# Booked a Trip to Central & South America



## Dont Taz Me Bro (Aug 11, 2019)

My wife and I booked a trip to Panama and Colombia for next month.  We are going to spend three days in Panama City and then three days in Cartagena. 

Anybody been?  I've been to Asia about 20 times and Europe several times, but this will be first trip south of the border.


----------



## Wyatt earp (Aug 11, 2019)

Hopefully its a one way ticket 


You wouldn't catch me down there with all the recent tourist dying ..


----------



## Rambunctious (Aug 11, 2019)

I hear Cartagena is beautiful....warm beaches....


----------



## Mr Natural (Aug 11, 2019)

bear513 said:


> Hopefully its a one way ticket
> 
> 
> You wouldn't catch me down there with all the recent tourist dying ..



You probably have a better choice of being gunned down in America


----------



## OldLady (Aug 11, 2019)

Dont Taz Me Bro said:


> My wife and I booked a trip to Panama and Colombia for next month.  We are going to spend three days in Panama City and then three days in Cartagena.
> 
> Anybody been?  I've been to Asia about 20 times and Europe several times, but this will be first trip south of the border.


My son was stationed in Panama for a year when he was in the service.  There really are people taking their chickens on the bus, and you don't want to drive there--stop signs are definitely a suggestion.  He loved the fruit.  It's wicked hot there.  That's all I remember.


----------



## harmonica (Aug 12, 2019)

yes, 2 six month tours all over South America


----------



## Dont Taz Me Bro (Aug 12, 2019)

bear513 said:


> Hopefully its a one way ticket
> 
> 
> You wouldn't catch me down there with all the recent tourist dying ..



You're thinking of the Dominican Republic.  There have been no such issues in Panama or Colombia


----------

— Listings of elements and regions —
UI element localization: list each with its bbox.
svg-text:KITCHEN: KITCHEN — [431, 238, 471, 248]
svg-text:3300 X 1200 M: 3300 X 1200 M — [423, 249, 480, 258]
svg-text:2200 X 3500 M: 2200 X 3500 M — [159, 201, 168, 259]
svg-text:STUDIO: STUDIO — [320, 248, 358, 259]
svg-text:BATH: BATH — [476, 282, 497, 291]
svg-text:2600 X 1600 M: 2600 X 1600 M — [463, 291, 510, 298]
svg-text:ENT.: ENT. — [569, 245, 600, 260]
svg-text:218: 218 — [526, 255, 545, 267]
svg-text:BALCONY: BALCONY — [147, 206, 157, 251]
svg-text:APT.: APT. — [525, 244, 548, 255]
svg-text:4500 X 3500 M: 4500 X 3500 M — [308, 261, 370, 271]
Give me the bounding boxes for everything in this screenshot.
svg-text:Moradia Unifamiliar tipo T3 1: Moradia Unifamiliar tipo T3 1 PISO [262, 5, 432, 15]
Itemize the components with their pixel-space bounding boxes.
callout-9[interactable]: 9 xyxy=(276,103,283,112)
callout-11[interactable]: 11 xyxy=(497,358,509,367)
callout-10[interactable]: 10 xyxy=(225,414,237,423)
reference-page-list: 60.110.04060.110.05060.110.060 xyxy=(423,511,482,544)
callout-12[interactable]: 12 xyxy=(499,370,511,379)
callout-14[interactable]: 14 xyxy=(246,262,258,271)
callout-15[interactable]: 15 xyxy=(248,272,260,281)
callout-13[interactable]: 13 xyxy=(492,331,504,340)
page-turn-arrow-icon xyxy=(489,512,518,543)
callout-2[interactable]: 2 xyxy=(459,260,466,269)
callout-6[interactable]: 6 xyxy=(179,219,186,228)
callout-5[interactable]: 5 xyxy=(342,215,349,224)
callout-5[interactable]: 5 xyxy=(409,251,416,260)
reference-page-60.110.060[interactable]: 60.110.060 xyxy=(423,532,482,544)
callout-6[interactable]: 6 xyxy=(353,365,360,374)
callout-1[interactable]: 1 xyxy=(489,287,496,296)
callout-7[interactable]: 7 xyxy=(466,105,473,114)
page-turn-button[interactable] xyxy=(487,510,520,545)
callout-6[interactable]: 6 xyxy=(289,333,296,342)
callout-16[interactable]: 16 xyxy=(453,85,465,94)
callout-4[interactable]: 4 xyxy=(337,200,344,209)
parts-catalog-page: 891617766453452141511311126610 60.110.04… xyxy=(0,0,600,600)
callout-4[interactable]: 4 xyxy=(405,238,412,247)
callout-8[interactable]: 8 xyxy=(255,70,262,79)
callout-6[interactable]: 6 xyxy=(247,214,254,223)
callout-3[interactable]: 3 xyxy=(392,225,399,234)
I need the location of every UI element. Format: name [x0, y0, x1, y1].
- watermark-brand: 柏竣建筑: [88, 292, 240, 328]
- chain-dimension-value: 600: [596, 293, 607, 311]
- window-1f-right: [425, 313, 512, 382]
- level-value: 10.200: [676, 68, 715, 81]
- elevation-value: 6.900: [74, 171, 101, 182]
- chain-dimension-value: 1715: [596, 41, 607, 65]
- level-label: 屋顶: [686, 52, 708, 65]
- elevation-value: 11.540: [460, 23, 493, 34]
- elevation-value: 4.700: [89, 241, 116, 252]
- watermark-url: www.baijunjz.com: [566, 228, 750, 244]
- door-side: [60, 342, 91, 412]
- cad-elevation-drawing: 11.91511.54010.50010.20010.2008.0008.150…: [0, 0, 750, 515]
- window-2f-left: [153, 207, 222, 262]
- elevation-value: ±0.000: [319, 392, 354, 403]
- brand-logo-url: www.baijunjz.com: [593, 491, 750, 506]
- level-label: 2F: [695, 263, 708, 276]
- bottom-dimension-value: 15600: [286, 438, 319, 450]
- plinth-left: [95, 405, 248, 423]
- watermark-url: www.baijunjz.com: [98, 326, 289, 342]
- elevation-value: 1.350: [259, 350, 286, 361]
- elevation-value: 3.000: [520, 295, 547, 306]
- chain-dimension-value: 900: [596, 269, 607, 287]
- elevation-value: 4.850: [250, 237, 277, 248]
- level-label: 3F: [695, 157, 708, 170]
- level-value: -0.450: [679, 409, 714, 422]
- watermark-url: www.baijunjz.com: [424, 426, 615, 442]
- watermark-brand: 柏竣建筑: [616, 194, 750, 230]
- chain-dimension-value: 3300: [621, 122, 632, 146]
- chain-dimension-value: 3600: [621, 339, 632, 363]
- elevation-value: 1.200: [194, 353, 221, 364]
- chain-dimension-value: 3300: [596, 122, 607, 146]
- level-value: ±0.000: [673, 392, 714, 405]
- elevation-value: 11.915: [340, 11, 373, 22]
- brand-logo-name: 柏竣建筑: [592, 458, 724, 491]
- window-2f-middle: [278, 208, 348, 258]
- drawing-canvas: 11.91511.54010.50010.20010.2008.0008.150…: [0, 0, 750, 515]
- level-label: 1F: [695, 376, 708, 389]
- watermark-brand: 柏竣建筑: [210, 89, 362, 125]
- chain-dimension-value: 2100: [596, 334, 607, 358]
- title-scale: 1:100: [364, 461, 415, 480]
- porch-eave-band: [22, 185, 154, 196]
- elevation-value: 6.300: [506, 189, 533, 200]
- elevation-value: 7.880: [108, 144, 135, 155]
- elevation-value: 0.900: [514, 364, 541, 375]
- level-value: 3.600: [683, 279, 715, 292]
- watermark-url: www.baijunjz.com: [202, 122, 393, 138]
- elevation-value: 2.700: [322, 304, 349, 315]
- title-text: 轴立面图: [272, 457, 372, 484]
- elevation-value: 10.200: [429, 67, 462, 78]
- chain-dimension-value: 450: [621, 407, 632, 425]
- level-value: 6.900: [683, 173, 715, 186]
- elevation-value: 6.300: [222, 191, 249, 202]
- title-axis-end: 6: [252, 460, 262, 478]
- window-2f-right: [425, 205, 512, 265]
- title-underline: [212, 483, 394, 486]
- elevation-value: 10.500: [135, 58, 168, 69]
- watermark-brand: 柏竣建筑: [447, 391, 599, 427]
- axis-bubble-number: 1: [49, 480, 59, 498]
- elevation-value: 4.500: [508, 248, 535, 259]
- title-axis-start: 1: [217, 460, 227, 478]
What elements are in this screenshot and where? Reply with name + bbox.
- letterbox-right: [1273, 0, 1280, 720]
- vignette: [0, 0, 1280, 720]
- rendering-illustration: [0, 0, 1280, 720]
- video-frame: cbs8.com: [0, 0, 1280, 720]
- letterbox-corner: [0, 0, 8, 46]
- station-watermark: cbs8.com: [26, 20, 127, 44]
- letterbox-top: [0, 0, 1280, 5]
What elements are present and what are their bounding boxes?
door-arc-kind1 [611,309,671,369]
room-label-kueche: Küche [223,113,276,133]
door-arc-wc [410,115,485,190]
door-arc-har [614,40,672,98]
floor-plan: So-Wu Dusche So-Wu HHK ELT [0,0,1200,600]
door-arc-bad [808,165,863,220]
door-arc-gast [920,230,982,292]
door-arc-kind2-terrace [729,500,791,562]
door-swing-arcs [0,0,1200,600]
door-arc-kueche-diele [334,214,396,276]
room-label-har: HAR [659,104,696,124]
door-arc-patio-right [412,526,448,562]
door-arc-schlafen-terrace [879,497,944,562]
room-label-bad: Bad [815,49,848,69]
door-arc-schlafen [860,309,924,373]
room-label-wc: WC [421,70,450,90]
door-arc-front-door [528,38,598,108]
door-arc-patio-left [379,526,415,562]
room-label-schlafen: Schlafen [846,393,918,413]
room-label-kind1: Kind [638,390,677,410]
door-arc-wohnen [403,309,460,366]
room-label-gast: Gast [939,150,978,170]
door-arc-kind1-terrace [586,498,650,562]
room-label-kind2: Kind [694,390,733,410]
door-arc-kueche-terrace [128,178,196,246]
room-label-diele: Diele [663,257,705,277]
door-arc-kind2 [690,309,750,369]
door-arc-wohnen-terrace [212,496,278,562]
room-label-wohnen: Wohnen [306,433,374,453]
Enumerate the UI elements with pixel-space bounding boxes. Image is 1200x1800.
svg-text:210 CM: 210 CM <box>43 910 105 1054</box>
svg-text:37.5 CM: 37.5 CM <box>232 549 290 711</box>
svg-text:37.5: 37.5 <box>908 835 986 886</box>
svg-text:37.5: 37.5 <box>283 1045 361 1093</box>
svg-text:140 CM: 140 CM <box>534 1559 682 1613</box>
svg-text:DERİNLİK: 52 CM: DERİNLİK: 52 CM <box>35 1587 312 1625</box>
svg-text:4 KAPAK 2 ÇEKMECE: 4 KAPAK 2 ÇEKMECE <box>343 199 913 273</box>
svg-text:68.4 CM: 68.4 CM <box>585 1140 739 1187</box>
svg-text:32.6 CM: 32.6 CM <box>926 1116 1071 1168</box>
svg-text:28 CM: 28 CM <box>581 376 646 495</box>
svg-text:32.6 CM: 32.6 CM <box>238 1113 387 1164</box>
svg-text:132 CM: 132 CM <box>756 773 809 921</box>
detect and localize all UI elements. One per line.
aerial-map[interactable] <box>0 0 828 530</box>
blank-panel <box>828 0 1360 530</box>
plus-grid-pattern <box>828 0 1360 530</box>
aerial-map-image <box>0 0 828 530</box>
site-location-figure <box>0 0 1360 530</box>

— WHAT YOU ARE ASKED TO DO —
Copy the stretch of the travel thread from "My son was stationed" through "all I remember." word for word.

— RESULT OF THE EXERCISE —
My son was stationed in Panama for a year when he was in the service.  There really are people taking their chickens on the bus, and you don't want to drive there--stop signs are definitely a suggestion.  He loved the fruit.  It's wicked hot there.  That's all I remember.